▸ **Exercise description**
Extract each line of the data and write it out again exactly.

▸ **Stored items**
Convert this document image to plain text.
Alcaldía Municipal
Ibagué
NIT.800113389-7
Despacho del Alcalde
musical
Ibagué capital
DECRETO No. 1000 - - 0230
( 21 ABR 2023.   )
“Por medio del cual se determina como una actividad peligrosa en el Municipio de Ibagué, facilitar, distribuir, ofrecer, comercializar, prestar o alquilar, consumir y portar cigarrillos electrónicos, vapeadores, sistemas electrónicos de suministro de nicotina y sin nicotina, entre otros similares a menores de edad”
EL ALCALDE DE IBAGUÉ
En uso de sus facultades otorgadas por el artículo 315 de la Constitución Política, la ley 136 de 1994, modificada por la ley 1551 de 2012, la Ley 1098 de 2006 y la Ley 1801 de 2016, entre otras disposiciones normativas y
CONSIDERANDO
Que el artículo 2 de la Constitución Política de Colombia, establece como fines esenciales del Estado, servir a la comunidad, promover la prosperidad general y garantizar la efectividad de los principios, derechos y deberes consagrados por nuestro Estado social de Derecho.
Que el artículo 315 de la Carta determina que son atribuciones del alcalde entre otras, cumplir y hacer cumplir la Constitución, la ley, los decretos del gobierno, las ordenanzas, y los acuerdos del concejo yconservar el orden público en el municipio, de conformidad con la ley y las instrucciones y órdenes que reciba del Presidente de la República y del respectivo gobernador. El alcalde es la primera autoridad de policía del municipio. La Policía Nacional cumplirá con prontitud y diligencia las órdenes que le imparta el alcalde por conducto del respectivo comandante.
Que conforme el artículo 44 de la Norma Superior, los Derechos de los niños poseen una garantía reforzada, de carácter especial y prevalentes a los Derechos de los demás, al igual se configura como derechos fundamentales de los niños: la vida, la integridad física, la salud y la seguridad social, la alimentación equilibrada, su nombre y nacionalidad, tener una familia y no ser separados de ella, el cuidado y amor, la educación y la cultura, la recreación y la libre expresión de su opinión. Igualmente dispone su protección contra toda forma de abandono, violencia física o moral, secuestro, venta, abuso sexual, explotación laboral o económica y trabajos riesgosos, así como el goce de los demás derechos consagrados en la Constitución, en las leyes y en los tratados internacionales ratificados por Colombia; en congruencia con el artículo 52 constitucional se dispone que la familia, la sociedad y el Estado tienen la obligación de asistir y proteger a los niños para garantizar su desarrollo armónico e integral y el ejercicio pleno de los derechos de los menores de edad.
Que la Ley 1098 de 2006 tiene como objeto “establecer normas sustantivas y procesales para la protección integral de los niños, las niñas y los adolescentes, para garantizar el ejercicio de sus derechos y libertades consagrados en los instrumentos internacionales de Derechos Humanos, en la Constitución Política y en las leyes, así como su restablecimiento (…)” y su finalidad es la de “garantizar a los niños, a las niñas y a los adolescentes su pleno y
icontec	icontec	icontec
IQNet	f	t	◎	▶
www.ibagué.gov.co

▸ **Task solution**
Convert this document image to plain text.
Alcaldía Municipal
Ibagué
NIT.800113389-7
Despacho del Alcalde
musical
Ibagué capital
DECRETO No. 1000 - - 0230
( 21 ABR 2023.   )
“Por medio del cual se determina como una actividad peligrosa en el Municipio de Ibagué, facilitar, distribuir, ofrecer, comercializar, prestar o alquilar, consumir y portar cigarrillos electrónicos, vapeadores, sistemas electrónicos de suministro de nicotina y sin nicotina, entre otros similares a menores de edad”
EL ALCALDE DE IBAGUÉ
En uso de sus facultades otorgadas por el artículo 315 de la Constitución Política, la ley 136 de 1994, modificada por la ley 1551 de 2012, la Ley 1098 de 2006 y la Ley 1801 de 2016, entre otras disposiciones normativas y
CONSIDERANDO
Que el artículo 2 de la Constitución Política de Colombia, establece como fines esenciales del Estado, servir a la comunidad, promover la prosperidad general y garantizar la efectividad de los principios, derechos y deberes consagrados por nuestro Estado social de Derecho.
Que el artículo 315 de la Carta determina que son atribuciones del alcalde entre otras, cumplir y hacer cumplir la Constitución, la ley, los decretos del gobierno, las ordenanzas, y los acuerdos del concejo yconservar el orden público en el municipio, de conformidad con la ley y las instrucciones y órdenes que reciba del Presidente de la República y del respectivo gobernador. El alcalde es la primera autoridad de policía del municipio. La Policía Nacional cumplirá con prontitud y diligencia las órdenes que le imparta el alcalde por conducto del respectivo comandante.
Que conforme el artículo 44 de la Norma Superior, los Derechos de los niños poseen una garantía reforzada, de carácter especial y prevalentes a los Derechos de los demás, al igual se configura como derechos fundamentales de los niños: la vida, la integridad física, la salud y la seguridad social, la alimentación equilibrada, su nombre y nacionalidad, tener una familia y no ser separados de ella, el cuidado y amor, la educación y la cultura, la recreación y la libre expresión de su opinión. Igualmente dispone su protección contra toda forma de abandono, violencia física o moral, secuestro, venta, abuso sexual, explotación laboral o económica y trabajos riesgosos, así como el goce de los demás derechos consagrados en la Constitución, en las leyes y en los tratados internacionales ratificados por Colombia; en congruencia con el artículo 52 constitucional se dispone que la familia, la sociedad y el Estado tienen la obligación de asistir y proteger a los niños para garantizar su desarrollo armónico e integral y el ejercicio pleno de los derechos de los menores de edad.
Que la Ley 1098 de 2006 tiene como objeto “establecer normas sustantivas y procesales para la protección integral de los niños, las niñas y los adolescentes, para garantizar el ejercicio de sus derechos y libertades consagrados en los instrumentos internacionales de Derechos Humanos, en la Constitución Política y en las leyes, así como su restablecimiento (…)” y su finalidad es la de “garantizar a los niños, a las niñas y a los adolescentes su pleno y
icontec	icontec	icontec
IQNet	f	t	◎	▶
www.ibagué.gov.co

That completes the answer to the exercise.